:: Problem to work on ::
Look through the data below and say how many of its lines contain "Regalado", adding nothing else.

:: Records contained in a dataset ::
((

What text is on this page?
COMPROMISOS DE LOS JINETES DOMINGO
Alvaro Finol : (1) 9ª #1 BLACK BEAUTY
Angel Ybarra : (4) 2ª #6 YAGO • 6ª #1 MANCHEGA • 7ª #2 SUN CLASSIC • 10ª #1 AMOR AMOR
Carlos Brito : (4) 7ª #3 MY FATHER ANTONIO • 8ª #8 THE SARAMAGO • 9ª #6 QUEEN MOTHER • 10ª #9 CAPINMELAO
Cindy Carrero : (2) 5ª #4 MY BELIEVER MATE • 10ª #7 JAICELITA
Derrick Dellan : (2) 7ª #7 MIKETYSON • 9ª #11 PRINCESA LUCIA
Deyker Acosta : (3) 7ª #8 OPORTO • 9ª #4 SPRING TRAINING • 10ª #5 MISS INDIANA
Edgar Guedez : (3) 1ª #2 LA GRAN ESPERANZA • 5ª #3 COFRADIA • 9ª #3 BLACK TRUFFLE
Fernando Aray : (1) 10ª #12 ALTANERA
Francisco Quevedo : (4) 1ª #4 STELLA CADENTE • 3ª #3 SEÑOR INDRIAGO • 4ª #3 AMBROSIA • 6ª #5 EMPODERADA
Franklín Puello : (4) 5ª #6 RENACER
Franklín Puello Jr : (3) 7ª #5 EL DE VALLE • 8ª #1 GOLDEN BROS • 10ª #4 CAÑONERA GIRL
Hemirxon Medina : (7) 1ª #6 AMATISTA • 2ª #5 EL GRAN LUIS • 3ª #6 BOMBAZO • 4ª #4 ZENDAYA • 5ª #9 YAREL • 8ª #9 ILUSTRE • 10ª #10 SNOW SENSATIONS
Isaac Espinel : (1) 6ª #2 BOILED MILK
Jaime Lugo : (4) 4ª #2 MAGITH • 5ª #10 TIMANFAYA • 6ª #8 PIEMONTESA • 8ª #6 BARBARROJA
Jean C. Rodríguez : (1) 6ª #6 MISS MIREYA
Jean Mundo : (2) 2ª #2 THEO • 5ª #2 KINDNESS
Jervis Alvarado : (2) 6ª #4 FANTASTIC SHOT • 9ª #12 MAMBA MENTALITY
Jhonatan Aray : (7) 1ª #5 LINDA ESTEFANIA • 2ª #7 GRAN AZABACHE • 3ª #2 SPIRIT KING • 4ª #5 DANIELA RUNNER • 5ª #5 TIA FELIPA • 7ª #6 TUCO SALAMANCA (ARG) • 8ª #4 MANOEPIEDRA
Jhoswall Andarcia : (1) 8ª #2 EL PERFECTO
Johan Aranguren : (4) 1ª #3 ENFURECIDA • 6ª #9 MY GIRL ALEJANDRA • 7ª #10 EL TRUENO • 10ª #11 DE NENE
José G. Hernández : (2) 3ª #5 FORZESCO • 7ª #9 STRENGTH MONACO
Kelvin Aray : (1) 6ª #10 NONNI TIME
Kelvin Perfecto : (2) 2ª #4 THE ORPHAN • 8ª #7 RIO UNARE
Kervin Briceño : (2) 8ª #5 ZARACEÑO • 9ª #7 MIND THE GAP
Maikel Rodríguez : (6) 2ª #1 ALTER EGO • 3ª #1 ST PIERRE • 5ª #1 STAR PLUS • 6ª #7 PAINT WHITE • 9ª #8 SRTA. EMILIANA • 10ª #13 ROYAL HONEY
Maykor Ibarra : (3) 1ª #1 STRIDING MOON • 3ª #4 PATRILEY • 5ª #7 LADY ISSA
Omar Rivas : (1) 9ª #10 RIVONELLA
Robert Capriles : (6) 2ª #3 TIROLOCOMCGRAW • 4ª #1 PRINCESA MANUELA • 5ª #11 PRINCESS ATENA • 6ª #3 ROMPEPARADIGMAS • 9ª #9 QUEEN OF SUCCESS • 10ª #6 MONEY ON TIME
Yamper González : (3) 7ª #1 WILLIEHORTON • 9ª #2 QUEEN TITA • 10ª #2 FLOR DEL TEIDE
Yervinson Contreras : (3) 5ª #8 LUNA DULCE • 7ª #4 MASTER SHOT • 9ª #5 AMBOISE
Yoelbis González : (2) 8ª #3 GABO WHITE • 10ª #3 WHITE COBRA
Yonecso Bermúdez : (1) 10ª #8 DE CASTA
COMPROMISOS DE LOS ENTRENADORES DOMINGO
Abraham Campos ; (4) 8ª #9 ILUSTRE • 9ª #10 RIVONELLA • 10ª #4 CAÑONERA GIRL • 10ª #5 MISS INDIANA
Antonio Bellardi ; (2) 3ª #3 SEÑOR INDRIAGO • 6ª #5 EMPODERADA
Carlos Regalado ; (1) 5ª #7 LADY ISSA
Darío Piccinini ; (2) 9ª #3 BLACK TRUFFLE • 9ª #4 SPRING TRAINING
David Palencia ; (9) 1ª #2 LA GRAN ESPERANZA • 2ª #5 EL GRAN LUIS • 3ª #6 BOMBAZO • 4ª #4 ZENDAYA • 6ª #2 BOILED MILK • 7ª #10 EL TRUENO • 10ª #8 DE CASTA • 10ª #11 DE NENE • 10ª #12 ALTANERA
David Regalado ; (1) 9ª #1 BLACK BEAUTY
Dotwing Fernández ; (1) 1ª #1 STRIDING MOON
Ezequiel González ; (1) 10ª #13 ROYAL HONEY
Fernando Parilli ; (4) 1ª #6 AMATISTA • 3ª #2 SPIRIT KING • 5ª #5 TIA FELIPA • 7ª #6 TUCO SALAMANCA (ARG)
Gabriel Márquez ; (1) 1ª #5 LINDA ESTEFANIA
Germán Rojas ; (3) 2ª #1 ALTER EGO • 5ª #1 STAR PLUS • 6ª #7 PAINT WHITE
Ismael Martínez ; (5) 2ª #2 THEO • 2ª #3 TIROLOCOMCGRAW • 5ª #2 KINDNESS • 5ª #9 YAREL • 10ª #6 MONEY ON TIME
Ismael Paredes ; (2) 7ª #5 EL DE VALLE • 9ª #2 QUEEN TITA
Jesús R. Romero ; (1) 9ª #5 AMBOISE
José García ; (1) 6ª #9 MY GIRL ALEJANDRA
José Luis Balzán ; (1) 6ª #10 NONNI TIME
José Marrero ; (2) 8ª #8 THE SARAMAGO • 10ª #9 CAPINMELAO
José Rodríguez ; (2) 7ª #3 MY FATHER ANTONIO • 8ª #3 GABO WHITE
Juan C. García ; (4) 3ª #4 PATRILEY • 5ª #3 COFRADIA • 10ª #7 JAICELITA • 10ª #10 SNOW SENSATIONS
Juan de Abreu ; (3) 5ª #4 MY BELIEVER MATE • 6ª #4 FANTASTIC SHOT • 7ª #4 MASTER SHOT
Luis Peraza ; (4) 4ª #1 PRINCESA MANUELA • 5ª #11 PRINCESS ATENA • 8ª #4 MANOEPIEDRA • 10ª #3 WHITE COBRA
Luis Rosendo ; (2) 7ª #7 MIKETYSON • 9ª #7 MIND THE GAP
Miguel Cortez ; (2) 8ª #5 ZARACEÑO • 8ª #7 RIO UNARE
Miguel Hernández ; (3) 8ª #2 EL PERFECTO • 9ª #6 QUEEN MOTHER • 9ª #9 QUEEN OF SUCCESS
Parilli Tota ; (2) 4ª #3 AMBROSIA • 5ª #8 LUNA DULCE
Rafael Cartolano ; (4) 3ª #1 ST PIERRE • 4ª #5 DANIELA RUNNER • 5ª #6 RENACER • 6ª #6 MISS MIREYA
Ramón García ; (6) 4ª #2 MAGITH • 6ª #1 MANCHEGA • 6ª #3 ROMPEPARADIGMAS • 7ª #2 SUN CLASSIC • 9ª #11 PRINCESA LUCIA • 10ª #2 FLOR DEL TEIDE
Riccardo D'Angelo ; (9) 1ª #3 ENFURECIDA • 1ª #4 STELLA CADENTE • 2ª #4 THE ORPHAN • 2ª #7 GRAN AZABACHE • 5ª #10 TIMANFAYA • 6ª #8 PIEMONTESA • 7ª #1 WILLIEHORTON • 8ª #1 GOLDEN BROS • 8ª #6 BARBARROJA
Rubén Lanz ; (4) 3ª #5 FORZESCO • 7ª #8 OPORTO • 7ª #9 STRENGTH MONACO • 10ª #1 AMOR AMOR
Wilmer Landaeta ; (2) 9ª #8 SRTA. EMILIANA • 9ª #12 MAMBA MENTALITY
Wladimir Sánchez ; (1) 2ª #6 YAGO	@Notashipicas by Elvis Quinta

))

:: Output of the exercise ::
2